EXERCISE PROMPT
Show each line from the listing that includes the word "grid".

:: RECORDED DATA

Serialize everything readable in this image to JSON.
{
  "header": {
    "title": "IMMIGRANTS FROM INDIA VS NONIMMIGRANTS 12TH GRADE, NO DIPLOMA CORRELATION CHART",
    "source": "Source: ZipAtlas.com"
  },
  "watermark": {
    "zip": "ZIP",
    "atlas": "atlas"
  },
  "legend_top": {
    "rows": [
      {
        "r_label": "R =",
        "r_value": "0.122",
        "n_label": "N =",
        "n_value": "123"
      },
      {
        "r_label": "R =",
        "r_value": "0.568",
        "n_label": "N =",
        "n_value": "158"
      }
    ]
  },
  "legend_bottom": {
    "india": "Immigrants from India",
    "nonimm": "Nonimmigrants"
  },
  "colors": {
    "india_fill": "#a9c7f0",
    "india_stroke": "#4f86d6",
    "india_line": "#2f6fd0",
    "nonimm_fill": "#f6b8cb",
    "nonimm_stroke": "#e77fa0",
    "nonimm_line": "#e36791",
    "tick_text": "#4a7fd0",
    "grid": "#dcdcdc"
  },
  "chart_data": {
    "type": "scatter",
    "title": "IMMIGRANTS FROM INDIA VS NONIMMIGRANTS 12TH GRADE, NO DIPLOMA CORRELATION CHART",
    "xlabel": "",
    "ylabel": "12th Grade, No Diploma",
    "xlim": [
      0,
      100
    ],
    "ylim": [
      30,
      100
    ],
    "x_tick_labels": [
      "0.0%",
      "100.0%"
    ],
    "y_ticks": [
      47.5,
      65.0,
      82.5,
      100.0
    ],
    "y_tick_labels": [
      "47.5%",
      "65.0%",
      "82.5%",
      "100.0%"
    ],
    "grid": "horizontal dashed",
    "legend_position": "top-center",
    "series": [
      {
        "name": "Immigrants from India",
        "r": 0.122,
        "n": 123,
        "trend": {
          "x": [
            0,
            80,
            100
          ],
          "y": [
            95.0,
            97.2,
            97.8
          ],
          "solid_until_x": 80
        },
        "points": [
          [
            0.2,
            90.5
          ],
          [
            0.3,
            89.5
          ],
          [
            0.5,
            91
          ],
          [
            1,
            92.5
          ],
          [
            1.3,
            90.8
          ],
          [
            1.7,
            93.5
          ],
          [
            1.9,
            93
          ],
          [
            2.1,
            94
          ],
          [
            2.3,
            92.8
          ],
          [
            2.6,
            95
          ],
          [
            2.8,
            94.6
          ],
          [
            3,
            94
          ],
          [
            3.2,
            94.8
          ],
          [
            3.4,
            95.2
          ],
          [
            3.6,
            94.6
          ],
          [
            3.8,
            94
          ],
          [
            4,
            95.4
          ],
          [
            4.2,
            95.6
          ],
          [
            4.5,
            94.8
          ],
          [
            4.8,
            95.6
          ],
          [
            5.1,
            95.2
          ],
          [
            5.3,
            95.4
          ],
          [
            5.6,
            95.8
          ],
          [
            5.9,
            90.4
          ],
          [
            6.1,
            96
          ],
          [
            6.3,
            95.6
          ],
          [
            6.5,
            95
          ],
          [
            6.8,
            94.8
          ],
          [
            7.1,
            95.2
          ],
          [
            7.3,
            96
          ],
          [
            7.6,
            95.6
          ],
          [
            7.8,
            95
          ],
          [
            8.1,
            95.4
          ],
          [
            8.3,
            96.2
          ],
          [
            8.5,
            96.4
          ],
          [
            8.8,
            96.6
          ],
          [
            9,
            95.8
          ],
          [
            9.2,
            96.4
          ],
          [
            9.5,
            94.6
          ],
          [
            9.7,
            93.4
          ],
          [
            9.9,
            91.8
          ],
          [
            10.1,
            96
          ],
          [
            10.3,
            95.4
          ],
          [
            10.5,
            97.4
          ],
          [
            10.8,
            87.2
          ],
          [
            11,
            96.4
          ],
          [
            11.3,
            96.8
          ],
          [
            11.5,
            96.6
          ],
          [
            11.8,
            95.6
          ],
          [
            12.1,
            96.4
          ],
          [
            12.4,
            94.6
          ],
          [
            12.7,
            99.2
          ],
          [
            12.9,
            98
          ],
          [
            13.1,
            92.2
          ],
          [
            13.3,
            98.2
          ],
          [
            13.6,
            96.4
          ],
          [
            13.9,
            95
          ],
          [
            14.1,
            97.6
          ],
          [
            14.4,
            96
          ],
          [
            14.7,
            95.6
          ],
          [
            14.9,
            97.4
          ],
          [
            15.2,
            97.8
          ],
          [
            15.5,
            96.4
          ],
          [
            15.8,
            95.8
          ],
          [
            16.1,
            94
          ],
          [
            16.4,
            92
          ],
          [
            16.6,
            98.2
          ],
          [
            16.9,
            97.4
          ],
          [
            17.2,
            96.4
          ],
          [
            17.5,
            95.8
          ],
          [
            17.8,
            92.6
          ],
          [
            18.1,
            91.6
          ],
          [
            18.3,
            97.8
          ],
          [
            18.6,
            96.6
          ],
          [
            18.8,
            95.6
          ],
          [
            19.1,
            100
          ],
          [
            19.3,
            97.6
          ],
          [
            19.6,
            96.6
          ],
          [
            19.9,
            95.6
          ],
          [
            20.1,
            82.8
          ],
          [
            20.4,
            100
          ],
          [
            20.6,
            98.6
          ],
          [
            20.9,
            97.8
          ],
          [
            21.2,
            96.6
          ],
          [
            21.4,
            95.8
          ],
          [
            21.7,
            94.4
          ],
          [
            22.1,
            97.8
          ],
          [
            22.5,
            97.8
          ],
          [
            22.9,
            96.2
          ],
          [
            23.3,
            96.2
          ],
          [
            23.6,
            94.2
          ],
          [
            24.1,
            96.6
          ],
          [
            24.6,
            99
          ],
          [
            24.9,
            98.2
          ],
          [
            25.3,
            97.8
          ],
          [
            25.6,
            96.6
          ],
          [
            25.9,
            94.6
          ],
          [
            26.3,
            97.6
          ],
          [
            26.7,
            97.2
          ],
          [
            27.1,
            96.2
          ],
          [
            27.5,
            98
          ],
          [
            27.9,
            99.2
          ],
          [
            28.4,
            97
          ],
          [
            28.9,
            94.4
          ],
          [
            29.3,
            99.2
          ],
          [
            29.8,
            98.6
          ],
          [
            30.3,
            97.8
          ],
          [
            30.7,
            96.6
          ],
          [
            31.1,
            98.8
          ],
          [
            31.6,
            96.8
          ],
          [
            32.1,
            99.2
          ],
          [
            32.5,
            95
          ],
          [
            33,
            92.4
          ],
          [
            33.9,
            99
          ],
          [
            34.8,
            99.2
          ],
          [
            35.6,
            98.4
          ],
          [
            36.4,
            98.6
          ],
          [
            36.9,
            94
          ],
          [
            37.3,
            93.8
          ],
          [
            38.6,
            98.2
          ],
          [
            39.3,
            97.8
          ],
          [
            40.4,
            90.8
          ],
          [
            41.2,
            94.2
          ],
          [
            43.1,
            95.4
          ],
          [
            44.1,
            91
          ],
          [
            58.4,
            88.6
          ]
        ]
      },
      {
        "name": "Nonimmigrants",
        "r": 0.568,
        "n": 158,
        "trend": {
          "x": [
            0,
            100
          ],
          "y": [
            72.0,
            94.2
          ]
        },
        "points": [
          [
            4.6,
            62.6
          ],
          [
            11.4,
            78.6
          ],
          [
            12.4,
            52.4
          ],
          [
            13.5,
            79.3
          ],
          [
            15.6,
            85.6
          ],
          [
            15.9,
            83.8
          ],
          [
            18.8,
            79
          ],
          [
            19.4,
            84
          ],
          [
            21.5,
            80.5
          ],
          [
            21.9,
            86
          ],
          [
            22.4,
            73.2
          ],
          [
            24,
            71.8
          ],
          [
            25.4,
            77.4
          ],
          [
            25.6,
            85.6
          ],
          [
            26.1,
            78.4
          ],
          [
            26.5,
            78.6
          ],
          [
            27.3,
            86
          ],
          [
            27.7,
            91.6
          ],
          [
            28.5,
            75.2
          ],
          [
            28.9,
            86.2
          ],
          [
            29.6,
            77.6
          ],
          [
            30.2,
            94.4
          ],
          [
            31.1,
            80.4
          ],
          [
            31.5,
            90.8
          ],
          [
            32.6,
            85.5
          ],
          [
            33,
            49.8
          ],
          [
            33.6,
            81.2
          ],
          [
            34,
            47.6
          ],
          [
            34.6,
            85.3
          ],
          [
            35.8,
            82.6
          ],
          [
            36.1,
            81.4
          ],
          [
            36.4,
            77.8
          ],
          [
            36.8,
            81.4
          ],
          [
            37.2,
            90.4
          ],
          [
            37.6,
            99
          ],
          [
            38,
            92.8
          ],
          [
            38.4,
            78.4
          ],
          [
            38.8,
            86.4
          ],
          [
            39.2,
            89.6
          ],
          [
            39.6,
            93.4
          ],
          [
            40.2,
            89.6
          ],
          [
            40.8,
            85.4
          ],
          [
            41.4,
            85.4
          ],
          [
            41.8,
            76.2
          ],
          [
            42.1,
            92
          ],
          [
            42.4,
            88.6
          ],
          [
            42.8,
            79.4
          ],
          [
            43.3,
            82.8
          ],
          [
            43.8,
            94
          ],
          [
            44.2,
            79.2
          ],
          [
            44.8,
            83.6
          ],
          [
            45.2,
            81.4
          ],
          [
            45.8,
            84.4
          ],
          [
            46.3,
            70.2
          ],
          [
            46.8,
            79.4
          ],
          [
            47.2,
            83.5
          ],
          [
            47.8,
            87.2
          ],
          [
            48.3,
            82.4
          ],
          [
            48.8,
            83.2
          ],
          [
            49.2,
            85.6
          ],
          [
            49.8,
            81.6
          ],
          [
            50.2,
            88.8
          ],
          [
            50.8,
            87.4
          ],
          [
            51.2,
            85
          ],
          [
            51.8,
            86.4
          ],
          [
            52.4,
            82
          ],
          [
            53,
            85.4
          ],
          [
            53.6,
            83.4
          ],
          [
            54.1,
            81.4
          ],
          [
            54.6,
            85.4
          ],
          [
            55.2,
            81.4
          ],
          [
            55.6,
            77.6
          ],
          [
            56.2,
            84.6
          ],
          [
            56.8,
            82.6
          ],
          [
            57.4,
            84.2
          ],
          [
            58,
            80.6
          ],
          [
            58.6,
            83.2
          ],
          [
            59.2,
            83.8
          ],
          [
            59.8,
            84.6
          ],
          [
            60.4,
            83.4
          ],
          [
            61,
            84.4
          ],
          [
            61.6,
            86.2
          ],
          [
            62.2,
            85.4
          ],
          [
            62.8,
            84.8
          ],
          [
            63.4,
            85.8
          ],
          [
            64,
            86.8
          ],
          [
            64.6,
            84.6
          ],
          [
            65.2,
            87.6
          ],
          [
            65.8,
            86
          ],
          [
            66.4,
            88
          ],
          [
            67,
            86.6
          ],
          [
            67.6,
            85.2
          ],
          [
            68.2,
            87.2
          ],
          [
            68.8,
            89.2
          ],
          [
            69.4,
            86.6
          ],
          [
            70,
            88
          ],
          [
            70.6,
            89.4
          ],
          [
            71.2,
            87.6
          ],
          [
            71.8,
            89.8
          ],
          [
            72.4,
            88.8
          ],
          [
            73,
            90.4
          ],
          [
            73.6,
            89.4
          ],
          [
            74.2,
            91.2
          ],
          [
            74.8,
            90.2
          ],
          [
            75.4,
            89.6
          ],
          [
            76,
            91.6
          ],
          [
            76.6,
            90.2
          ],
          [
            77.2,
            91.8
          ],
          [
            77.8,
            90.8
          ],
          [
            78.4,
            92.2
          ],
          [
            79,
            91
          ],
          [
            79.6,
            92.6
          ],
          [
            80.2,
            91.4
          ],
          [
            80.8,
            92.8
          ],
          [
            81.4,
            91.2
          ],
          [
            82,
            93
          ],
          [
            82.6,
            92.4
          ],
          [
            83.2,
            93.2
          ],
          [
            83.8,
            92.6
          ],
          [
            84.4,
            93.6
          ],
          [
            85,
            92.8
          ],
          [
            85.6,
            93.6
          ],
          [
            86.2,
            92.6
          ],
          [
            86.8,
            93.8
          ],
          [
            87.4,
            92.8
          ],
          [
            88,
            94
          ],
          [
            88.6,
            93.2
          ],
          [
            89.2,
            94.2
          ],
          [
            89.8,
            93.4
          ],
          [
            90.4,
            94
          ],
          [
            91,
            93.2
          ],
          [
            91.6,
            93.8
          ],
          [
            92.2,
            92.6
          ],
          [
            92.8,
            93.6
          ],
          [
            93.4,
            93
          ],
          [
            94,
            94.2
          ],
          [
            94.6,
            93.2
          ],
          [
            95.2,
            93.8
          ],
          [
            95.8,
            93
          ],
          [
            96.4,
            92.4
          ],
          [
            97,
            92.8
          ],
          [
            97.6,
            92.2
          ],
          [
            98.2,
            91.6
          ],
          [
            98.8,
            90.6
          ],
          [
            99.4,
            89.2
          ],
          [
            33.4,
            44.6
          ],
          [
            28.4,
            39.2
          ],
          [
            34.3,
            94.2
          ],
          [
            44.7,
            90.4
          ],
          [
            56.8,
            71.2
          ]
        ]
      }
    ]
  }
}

::::

ANSWER FOR THIS EXERCISE
    "grid": "#dcdcdc"
    "grid": "horizontal dashed",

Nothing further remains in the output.